= What the task asks =
Each entry in the listing below should be restated word for word.

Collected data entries
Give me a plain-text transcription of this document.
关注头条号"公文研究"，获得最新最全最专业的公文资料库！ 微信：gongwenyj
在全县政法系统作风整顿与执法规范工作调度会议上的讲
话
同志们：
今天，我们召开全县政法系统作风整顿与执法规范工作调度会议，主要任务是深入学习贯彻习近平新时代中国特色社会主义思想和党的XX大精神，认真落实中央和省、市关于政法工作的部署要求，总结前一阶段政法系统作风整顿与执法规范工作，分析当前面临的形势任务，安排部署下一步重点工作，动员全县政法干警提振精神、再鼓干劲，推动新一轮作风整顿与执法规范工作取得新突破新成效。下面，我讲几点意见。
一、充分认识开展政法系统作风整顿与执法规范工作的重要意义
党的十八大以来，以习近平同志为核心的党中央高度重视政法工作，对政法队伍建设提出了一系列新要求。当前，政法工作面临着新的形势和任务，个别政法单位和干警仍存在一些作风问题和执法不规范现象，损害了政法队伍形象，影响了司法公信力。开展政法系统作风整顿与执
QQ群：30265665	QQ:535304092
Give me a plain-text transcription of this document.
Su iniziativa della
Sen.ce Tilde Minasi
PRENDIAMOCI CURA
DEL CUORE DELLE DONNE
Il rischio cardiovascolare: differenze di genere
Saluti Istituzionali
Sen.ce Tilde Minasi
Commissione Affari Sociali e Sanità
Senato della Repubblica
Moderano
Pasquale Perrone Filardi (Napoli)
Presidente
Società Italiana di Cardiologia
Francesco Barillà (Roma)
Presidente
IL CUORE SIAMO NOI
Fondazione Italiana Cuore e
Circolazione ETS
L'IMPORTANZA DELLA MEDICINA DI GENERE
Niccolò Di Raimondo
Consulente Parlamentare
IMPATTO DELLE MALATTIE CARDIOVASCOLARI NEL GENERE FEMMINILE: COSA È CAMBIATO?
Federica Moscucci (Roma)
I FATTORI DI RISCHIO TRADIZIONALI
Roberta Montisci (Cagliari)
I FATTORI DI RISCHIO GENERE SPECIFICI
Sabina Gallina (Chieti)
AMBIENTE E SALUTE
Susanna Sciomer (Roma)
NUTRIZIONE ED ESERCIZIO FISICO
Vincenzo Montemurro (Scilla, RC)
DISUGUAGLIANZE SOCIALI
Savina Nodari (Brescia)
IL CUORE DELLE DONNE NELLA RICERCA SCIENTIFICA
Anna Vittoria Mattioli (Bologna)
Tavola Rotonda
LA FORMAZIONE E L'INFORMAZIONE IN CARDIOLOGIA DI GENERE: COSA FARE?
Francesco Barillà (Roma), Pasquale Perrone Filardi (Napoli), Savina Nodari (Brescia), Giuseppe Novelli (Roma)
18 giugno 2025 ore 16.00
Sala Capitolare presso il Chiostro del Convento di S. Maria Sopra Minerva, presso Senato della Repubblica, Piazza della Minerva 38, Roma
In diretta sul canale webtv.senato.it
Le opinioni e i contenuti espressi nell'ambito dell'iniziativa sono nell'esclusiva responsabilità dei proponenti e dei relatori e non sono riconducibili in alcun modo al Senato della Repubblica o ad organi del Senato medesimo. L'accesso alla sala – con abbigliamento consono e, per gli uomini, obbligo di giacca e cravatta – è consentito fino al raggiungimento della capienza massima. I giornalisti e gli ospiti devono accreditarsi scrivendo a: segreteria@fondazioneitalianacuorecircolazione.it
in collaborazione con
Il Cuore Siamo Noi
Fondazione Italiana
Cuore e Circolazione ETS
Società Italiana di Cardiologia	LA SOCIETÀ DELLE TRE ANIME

= Response to the exercise =
Give me a plain-text transcription of this document.
关注头条号"公文研究"，获得最新最全最专业的公文资料库！ 微信：gongwenyj
在全县政法系统作风整顿与执法规范工作调度会议上的讲
话
同志们：
今天，我们召开全县政法系统作风整顿与执法规范工作调度会议，主要任务是深入学习贯彻习近平新时代中国特色社会主义思想和党的XX大精神，认真落实中央和省、市关于政法工作的部署要求，总结前一阶段政法系统作风整顿与执法规范工作，分析当前面临的形势任务，安排部署下一步重点工作，动员全县政法干警提振精神、再鼓干劲，推动新一轮作风整顿与执法规范工作取得新突破新成效。下面，我讲几点意见。
一、充分认识开展政法系统作风整顿与执法规范工作的重要意义
党的十八大以来，以习近平同志为核心的党中央高度重视政法工作，对政法队伍建设提出了一系列新要求。当前，政法工作面临着新的形势和任务，个别政法单位和干警仍存在一些作风问题和执法不规范现象，损害了政法队伍形象，影响了司法公信力。开展政法系统作风整顿与执
QQ群：30265665	QQ:535304092
Give me a plain-text transcription of this document.
Su iniziativa della
Sen.ce Tilde Minasi
PRENDIAMOCI CURA
DEL CUORE DELLE DONNE
Il rischio cardiovascolare: differenze di genere
Saluti Istituzionali
Sen.ce Tilde Minasi
Commissione Affari Sociali e Sanità
Senato della Repubblica
Moderano
Pasquale Perrone Filardi (Napoli)
Presidente
Società Italiana di Cardiologia
Francesco Barillà (Roma)
Presidente
IL CUORE SIAMO NOI
Fondazione Italiana Cuore e
Circolazione ETS
L'IMPORTANZA DELLA MEDICINA DI GENERE
Niccolò Di Raimondo
Consulente Parlamentare
IMPATTO DELLE MALATTIE CARDIOVASCOLARI NEL GENERE FEMMINILE: COSA È CAMBIATO?
Federica Moscucci (Roma)
I FATTORI DI RISCHIO TRADIZIONALI
Roberta Montisci (Cagliari)
I FATTORI DI RISCHIO GENERE SPECIFICI
Sabina Gallina (Chieti)
AMBIENTE E SALUTE
Susanna Sciomer (Roma)
NUTRIZIONE ED ESERCIZIO FISICO
Vincenzo Montemurro (Scilla, RC)
DISUGUAGLIANZE SOCIALI
Savina Nodari (Brescia)
IL CUORE DELLE DONNE NELLA RICERCA SCIENTIFICA
Anna Vittoria Mattioli (Bologna)
Tavola Rotonda
LA FORMAZIONE E L'INFORMAZIONE IN CARDIOLOGIA DI GENERE: COSA FARE?
Francesco Barillà (Roma), Pasquale Perrone Filardi (Napoli), Savina Nodari (Brescia), Giuseppe Novelli (Roma)
18 giugno 2025 ore 16.00
Sala Capitolare presso il Chiostro del Convento di S. Maria Sopra Minerva, presso Senato della Repubblica, Piazza della Minerva 38, Roma
In diretta sul canale webtv.senato.it
Le opinioni e i contenuti espressi nell'ambito dell'iniziativa sono nell'esclusiva responsabilità dei proponenti e dei relatori e non sono riconducibili in alcun modo al Senato della Repubblica o ad organi del Senato medesimo. L'accesso alla sala – con abbigliamento consono e, per gli uomini, obbligo di giacca e cravatta – è consentito fino al raggiungimento della capienza massima. I giornalisti e gli ospiti devono accreditarsi scrivendo a: segreteria@fondazioneitalianacuorecircolazione.it
in collaborazione con
Il Cuore Siamo Noi
Fondazione Italiana
Cuore e Circolazione ETS
Società Italiana di Cardiologia	LA SOCIETÀ DELLE TRE ANIME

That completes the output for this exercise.